#### Exercise
Reproduce every line of the entries below without changing a single character.

• • • • •

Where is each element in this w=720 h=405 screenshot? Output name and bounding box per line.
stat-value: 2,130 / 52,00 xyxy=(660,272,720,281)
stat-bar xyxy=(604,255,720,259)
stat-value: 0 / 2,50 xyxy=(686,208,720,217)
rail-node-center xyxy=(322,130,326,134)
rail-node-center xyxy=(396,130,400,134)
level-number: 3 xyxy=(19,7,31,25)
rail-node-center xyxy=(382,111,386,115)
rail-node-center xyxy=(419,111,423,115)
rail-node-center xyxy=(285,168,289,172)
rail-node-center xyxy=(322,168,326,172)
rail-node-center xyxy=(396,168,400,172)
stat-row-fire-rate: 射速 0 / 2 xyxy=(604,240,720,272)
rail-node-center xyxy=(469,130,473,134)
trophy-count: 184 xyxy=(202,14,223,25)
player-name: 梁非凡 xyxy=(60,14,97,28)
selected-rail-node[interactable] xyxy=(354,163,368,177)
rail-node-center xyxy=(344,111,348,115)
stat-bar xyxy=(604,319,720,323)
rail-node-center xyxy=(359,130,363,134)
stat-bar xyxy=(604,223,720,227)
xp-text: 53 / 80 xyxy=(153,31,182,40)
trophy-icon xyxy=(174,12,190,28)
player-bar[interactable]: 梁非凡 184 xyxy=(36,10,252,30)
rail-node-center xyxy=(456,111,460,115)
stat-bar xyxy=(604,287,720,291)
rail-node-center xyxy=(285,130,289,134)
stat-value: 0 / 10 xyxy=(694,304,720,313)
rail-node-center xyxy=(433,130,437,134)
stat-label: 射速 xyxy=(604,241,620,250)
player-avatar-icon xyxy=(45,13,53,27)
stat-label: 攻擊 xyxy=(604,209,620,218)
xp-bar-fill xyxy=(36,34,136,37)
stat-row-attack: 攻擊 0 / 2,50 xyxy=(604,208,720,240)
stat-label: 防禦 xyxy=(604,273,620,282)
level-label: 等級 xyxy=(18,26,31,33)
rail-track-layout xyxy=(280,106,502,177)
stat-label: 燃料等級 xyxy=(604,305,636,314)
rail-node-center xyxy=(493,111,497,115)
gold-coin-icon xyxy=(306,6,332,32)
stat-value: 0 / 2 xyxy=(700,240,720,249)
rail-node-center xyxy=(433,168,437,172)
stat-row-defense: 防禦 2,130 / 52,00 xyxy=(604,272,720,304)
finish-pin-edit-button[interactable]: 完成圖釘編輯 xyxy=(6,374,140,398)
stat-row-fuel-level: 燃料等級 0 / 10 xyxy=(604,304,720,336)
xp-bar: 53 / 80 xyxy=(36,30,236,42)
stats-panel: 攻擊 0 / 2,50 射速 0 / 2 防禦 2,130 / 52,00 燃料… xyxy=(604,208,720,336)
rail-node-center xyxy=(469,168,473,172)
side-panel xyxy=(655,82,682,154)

• • • • •

#### Task response
Where is each element in this w=720 h=405 screenshot? Output name and bounding box per line.
stat-value: 2,130 / 52,00 xyxy=(660,272,720,281)
stat-bar xyxy=(604,255,720,259)
stat-value: 0 / 2,50 xyxy=(686,208,720,217)
rail-node-center xyxy=(322,130,326,134)
rail-node-center xyxy=(396,130,400,134)
level-number: 3 xyxy=(19,7,31,25)
rail-node-center xyxy=(382,111,386,115)
rail-node-center xyxy=(419,111,423,115)
rail-node-center xyxy=(285,168,289,172)
rail-node-center xyxy=(322,168,326,172)
rail-node-center xyxy=(396,168,400,172)
stat-row-fire-rate: 射速 0 / 2 xyxy=(604,240,720,272)
rail-node-center xyxy=(469,130,473,134)
trophy-count: 184 xyxy=(202,14,223,25)
player-name: 梁非凡 xyxy=(60,14,97,28)
selected-rail-node[interactable] xyxy=(354,163,368,177)
rail-node-center xyxy=(344,111,348,115)
stat-bar xyxy=(604,319,720,323)
rail-node-center xyxy=(359,130,363,134)
stat-bar xyxy=(604,223,720,227)
xp-text: 53 / 80 xyxy=(153,31,182,40)
trophy-icon xyxy=(174,12,190,28)
player-bar[interactable]: 梁非凡 184 xyxy=(36,10,252,30)
rail-node-center xyxy=(456,111,460,115)
stat-bar xyxy=(604,287,720,291)
rail-node-center xyxy=(285,130,289,134)
stat-value: 0 / 10 xyxy=(694,304,720,313)
rail-node-center xyxy=(433,130,437,134)
stat-label: 射速 xyxy=(604,241,620,250)
player-avatar-icon xyxy=(45,13,53,27)
stat-label: 攻擊 xyxy=(604,209,620,218)
xp-bar-fill xyxy=(36,34,136,37)
stat-row-attack: 攻擊 0 / 2,50 xyxy=(604,208,720,240)
stat-label: 防禦 xyxy=(604,273,620,282)
level-label: 等級 xyxy=(18,26,31,33)
rail-track-layout xyxy=(280,106,502,177)
stat-label: 燃料等級 xyxy=(604,305,636,314)
rail-node-center xyxy=(493,111,497,115)
gold-coin-icon xyxy=(306,6,332,32)
stat-value: 0 / 2 xyxy=(700,240,720,249)
rail-node-center xyxy=(433,168,437,172)
stat-row-defense: 防禦 2,130 / 52,00 xyxy=(604,272,720,304)
finish-pin-edit-button[interactable]: 完成圖釘編輯 xyxy=(6,374,140,398)
stat-row-fuel-level: 燃料等級 0 / 10 xyxy=(604,304,720,336)
xp-bar: 53 / 80 xyxy=(36,30,236,42)
stats-panel: 攻擊 0 / 2,50 射速 0 / 2 防禦 2,130 / 52,00 燃料… xyxy=(604,208,720,336)
rail-node-center xyxy=(469,168,473,172)
side-panel xyxy=(655,82,682,154)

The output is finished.